Task: Each line that follows is to be retyped exactly.

+--

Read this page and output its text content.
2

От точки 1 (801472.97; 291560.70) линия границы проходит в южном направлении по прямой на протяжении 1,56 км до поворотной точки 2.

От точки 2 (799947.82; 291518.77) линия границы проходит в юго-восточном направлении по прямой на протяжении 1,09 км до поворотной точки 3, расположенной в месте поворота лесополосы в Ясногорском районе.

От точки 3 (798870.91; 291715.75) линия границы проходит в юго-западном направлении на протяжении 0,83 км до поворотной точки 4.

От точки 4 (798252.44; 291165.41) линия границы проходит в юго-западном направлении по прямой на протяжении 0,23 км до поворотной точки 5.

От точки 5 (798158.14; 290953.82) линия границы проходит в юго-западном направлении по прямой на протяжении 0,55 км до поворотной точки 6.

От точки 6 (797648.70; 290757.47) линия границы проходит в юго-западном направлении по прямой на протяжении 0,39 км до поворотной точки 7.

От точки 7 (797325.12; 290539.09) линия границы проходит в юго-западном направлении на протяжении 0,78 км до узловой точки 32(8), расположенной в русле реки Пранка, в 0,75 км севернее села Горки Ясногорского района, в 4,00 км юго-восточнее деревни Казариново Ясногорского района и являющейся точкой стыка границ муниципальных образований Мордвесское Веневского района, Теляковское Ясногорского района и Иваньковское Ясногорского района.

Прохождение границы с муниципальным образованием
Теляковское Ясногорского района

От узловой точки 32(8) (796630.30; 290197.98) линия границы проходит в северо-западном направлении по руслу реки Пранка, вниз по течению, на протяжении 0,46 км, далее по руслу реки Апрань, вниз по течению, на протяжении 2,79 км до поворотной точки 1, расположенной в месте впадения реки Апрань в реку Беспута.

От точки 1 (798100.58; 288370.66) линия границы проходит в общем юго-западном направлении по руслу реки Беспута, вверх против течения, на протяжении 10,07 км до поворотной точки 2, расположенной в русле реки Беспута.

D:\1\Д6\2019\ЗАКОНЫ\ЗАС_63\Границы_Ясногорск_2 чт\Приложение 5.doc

+--

Exercise answer:
Read this page and output its text content.
2

От точки 1 (801472.97; 291560.70) линия границы проходит в южном направлении по прямой на протяжении 1,56 км до поворотной точки 2.

От точки 2 (799947.82; 291518.77) линия границы проходит в юго-восточном направлении по прямой на протяжении 1,09 км до поворотной точки 3, расположенной в месте поворота лесополосы в Ясногорском районе.

От точки 3 (798870.91; 291715.75) линия границы проходит в юго-западном направлении на протяжении 0,83 км до поворотной точки 4.

От точки 4 (798252.44; 291165.41) линия границы проходит в юго-западном направлении по прямой на протяжении 0,23 км до поворотной точки 5.

От точки 5 (798158.14; 290953.82) линия границы проходит в юго-западном направлении по прямой на протяжении 0,55 км до поворотной точки 6.

От точки 6 (797648.70; 290757.47) линия границы проходит в юго-западном направлении по прямой на протяжении 0,39 км до поворотной точки 7.

От точки 7 (797325.12; 290539.09) линия границы проходит в юго-западном направлении на протяжении 0,78 км до узловой точки 32(8), расположенной в русле реки Пранка, в 0,75 км севернее села Горки Ясногорского района, в 4,00 км юго-восточнее деревни Казариново Ясногорского района и являющейся точкой стыка границ муниципальных образований Мордвесское Веневского района, Теляковское Ясногорского района и Иваньковское Ясногорского района.

Прохождение границы с муниципальным образованием
Теляковское Ясногорского района

От узловой точки 32(8) (796630.30; 290197.98) линия границы проходит в северо-западном направлении по руслу реки Пранка, вниз по течению, на протяжении 0,46 км, далее по руслу реки Апрань, вниз по течению, на протяжении 2,79 км до поворотной точки 1, расположенной в месте впадения реки Апрань в реку Беспута.

От точки 1 (798100.58; 288370.66) линия границы проходит в общем юго-западном направлении по руслу реки Беспута, вверх против течения, на протяжении 10,07 км до поворотной точки 2, расположенной в русле реки Беспута.

D:\1\Д6\2019\ЗАКОНЫ\ЗАС_63\Границы_Ясногорск_2 чт\Приложение 5.doc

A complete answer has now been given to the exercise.